Output nothing but the number of lines that include the word "Italiani".

------

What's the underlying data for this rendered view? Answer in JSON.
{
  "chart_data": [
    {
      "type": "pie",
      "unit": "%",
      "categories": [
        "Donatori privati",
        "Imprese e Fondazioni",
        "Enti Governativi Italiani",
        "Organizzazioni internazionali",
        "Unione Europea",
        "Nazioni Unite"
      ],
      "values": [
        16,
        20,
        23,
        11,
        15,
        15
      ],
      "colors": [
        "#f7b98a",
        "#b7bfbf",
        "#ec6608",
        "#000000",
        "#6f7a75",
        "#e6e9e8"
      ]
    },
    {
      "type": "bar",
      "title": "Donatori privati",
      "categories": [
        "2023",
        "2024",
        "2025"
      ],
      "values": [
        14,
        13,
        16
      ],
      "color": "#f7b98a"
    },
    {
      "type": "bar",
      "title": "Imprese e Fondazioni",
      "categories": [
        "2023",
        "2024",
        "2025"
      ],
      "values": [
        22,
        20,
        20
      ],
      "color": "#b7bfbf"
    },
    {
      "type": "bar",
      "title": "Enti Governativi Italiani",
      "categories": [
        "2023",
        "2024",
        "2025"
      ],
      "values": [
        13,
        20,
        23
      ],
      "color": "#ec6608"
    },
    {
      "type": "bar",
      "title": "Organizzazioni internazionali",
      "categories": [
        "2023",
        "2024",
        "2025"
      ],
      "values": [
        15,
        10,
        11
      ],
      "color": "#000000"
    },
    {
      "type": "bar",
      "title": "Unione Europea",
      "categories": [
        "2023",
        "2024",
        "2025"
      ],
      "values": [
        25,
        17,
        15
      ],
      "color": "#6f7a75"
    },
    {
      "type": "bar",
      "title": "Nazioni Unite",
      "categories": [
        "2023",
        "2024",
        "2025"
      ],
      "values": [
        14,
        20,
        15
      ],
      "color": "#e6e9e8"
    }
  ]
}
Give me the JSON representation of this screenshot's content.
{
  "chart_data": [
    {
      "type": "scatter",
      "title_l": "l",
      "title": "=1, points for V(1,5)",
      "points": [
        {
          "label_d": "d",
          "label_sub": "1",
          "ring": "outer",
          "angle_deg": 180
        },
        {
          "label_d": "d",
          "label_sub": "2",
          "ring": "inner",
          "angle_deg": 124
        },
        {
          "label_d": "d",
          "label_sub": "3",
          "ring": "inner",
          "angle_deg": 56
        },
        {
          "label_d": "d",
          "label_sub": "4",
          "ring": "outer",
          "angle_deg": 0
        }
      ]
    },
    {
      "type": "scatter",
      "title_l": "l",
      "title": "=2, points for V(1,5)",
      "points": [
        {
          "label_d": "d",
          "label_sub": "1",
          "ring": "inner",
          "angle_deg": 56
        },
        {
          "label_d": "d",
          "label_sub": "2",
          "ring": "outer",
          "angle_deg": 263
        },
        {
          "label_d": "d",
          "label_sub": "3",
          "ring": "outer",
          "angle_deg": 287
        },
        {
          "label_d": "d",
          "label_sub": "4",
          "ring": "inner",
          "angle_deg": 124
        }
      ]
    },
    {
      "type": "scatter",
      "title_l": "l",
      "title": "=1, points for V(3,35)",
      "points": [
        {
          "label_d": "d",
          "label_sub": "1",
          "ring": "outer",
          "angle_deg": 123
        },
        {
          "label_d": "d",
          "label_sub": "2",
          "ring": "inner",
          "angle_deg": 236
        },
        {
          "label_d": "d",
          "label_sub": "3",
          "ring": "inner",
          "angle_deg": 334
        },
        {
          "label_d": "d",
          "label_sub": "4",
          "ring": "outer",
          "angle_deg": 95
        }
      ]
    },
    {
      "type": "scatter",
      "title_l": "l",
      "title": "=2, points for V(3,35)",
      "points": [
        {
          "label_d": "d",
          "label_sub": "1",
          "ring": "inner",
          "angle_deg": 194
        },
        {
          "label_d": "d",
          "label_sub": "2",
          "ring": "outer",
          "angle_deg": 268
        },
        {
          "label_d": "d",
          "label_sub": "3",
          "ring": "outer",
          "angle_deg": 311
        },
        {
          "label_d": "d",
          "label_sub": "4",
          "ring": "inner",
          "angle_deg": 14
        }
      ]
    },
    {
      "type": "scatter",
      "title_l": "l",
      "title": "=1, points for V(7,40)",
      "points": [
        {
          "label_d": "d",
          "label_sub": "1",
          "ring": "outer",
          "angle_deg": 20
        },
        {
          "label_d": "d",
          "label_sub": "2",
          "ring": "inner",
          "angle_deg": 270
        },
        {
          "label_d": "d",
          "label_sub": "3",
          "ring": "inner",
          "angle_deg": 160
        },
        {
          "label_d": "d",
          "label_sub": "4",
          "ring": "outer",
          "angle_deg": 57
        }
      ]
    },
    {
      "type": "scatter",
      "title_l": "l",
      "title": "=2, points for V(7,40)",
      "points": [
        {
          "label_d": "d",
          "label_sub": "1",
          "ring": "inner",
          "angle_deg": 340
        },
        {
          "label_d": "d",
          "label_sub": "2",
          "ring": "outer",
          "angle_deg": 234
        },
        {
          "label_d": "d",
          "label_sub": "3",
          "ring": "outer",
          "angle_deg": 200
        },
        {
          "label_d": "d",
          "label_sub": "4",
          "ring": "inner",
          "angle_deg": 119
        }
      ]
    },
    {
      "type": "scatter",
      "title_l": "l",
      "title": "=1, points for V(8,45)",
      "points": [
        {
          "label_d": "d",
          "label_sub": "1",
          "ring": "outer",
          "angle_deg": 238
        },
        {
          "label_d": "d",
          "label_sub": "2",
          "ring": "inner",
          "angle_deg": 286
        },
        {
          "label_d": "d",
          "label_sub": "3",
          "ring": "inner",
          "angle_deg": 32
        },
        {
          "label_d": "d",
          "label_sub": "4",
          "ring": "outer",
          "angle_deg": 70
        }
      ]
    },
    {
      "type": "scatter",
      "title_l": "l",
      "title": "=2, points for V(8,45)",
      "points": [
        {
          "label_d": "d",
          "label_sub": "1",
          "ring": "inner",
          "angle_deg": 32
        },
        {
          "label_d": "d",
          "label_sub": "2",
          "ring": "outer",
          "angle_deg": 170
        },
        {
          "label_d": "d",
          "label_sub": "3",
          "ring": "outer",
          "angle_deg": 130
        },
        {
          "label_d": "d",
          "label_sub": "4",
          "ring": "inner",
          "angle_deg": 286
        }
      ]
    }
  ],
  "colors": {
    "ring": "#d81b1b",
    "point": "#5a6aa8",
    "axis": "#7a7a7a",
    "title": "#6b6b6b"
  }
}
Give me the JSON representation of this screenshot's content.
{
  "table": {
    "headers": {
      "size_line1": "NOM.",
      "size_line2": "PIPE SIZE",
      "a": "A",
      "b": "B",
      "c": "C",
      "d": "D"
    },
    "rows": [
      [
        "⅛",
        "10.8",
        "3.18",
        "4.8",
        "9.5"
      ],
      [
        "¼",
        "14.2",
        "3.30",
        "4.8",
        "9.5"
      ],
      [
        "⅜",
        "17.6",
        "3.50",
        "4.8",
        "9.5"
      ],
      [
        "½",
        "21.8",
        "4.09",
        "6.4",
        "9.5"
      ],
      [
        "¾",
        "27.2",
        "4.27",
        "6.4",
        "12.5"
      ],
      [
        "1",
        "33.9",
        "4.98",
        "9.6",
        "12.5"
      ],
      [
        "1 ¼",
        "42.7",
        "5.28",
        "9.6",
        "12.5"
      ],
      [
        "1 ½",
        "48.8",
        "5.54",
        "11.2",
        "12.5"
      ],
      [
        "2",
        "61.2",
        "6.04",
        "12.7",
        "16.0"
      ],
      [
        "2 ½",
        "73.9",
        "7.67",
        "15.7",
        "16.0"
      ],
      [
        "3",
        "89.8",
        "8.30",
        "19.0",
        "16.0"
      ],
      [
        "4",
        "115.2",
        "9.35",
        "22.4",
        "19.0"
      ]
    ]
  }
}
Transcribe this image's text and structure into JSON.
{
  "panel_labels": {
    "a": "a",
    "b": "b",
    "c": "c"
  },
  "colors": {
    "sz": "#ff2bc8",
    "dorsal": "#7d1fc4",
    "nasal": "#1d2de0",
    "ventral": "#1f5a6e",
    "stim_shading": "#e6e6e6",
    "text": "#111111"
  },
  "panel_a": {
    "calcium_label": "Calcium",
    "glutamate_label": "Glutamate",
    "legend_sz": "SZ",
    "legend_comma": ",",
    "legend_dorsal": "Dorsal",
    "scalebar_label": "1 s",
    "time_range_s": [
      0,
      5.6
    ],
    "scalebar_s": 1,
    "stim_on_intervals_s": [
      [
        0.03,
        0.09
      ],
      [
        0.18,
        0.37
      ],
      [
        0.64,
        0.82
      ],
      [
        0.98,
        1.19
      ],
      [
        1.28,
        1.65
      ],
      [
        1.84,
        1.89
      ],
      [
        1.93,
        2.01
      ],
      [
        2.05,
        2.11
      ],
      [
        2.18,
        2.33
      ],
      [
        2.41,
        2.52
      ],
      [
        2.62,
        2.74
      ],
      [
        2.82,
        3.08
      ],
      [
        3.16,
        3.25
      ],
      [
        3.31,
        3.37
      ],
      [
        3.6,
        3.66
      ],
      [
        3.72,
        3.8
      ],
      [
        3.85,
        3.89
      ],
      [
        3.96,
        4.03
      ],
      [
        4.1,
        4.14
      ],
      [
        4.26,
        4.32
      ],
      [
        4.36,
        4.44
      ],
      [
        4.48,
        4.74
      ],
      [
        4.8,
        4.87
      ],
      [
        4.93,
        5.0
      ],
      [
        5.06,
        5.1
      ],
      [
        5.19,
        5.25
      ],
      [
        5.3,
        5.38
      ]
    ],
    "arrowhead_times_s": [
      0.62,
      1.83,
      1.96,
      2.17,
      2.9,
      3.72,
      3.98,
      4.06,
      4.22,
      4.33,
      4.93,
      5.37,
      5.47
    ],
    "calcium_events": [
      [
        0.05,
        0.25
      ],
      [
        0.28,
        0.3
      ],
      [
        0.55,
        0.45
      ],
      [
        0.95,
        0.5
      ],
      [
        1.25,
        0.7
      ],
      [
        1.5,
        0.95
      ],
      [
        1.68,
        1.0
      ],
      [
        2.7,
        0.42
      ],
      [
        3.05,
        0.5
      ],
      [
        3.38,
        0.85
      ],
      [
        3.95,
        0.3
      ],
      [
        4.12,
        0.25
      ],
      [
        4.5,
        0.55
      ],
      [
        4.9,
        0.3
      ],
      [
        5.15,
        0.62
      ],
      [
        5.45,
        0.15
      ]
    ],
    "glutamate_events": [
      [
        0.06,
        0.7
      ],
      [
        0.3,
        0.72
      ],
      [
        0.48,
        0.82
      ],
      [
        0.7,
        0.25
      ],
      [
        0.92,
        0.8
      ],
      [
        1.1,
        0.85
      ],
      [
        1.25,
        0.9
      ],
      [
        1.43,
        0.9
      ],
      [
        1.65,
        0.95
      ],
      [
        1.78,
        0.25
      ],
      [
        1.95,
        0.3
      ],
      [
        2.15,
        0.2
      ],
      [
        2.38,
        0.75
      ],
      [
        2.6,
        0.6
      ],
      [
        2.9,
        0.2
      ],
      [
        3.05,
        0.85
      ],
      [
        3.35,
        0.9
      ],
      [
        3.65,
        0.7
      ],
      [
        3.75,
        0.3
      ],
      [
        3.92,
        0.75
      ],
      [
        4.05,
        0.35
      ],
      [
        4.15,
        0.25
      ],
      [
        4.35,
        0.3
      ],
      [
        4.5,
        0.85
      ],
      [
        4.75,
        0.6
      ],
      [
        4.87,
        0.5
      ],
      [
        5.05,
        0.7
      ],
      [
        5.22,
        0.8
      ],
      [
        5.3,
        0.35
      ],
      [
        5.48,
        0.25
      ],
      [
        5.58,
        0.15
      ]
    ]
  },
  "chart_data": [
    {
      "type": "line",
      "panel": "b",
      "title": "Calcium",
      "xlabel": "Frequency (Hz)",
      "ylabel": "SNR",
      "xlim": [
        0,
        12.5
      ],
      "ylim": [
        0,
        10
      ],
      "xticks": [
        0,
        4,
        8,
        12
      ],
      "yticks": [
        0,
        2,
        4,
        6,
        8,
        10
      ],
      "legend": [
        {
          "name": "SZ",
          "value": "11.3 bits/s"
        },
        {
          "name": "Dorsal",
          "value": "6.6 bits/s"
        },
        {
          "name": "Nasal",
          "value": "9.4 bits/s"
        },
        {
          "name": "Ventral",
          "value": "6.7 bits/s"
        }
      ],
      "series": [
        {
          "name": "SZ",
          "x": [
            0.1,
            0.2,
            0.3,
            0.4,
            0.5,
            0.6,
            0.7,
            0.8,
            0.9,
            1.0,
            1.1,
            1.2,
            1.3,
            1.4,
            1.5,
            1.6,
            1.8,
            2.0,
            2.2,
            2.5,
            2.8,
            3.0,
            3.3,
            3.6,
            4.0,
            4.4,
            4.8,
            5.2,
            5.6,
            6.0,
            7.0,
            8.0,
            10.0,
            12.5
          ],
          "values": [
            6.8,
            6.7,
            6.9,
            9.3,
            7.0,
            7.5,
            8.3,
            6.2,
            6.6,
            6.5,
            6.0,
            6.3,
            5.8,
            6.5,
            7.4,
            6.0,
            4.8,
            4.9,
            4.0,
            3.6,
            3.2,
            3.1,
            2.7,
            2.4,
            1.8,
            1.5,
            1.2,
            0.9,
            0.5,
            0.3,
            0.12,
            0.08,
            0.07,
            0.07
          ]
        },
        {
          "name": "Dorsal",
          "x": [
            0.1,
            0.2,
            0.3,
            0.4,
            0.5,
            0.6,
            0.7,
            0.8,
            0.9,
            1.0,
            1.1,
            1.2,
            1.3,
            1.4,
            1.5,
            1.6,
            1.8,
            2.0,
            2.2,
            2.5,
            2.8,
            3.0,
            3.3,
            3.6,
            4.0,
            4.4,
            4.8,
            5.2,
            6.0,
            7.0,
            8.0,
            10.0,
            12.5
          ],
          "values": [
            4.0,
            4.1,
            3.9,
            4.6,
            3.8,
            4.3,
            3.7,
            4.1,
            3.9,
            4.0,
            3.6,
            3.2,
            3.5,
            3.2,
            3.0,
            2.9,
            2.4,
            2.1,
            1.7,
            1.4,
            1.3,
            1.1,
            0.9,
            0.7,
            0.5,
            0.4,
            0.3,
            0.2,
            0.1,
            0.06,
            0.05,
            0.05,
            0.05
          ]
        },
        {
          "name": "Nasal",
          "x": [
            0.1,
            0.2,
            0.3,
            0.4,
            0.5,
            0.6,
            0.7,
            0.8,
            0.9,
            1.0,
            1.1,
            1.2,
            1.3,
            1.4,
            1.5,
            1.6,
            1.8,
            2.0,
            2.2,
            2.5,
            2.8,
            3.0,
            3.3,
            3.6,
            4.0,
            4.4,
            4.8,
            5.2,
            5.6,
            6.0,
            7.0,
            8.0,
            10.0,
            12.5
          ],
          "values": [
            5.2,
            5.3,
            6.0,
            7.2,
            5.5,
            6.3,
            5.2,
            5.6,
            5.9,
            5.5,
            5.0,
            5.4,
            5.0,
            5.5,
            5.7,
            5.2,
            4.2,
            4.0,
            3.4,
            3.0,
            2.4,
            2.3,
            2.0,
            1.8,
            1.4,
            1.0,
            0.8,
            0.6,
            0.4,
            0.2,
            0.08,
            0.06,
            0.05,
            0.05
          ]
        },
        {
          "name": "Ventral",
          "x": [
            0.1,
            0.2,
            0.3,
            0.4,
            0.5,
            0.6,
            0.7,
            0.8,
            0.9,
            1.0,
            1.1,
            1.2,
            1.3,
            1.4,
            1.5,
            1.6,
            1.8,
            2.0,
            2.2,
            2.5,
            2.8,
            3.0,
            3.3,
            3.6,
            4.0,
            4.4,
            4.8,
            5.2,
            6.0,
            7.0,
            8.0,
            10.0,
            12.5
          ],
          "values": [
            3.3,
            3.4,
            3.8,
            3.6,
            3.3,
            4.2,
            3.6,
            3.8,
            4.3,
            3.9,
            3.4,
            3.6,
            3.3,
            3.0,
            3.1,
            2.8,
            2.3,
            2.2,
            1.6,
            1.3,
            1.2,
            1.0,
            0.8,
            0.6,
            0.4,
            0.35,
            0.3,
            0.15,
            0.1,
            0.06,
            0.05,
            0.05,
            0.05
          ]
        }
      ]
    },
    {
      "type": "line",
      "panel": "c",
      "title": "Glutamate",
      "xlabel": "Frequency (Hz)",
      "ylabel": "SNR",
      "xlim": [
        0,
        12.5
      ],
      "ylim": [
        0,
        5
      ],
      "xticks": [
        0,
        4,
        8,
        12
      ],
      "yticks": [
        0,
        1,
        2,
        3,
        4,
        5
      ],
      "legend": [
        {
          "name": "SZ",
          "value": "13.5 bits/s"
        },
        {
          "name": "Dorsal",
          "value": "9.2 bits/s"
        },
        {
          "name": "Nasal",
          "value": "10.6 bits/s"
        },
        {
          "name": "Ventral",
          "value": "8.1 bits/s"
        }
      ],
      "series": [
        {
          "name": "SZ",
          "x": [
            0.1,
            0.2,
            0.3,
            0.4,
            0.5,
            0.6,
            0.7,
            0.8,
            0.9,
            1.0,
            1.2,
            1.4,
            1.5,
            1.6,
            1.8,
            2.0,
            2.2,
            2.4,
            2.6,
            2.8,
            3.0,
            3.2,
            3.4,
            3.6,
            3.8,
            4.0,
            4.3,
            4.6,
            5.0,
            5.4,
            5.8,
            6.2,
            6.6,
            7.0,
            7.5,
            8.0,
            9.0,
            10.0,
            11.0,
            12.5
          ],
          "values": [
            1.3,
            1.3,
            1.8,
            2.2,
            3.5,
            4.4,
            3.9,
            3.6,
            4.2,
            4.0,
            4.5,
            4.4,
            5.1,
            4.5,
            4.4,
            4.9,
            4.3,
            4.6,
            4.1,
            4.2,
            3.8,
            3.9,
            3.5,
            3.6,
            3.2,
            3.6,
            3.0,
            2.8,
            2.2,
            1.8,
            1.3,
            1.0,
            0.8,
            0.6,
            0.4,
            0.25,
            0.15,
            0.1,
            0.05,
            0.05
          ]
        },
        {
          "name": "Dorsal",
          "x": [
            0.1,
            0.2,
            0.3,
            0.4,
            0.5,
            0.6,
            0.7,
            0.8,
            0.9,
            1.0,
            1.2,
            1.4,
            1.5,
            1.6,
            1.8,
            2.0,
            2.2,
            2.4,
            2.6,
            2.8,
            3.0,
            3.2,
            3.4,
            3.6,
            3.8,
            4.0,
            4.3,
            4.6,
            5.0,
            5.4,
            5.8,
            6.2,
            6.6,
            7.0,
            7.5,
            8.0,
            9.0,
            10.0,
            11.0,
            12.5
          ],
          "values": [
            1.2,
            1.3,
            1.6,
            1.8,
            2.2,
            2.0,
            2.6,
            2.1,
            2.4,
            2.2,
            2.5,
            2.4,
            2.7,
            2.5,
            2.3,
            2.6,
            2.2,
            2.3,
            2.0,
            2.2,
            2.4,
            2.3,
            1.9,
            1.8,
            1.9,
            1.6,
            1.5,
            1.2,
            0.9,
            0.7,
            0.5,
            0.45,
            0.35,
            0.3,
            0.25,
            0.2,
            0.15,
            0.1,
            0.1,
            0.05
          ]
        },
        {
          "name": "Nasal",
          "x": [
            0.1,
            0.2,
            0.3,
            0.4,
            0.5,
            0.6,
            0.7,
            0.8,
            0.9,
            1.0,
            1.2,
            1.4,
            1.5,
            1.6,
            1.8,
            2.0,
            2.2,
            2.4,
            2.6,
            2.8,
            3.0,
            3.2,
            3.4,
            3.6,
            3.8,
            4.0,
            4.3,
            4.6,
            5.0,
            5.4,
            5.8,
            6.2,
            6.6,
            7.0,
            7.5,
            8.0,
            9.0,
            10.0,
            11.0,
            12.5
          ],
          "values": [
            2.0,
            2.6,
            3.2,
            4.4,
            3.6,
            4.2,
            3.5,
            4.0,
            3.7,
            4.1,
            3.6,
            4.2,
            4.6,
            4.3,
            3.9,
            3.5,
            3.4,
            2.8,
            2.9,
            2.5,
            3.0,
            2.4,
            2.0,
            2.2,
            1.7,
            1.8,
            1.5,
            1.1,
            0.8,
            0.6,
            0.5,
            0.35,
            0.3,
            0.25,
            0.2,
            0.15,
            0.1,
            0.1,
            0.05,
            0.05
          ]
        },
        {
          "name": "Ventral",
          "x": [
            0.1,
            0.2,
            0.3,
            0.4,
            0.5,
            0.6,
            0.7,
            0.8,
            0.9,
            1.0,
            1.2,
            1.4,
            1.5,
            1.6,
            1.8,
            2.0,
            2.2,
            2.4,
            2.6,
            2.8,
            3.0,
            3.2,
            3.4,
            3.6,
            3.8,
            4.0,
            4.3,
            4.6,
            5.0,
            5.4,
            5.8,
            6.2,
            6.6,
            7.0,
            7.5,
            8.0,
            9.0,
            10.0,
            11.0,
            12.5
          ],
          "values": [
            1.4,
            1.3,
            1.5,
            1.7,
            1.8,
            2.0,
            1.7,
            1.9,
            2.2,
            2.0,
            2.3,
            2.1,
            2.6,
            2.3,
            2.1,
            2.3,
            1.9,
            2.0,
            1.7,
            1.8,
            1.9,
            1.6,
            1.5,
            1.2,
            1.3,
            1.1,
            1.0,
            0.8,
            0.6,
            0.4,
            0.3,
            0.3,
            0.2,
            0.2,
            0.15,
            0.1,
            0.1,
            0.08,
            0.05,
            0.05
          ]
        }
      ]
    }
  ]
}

------

**Full output**: 2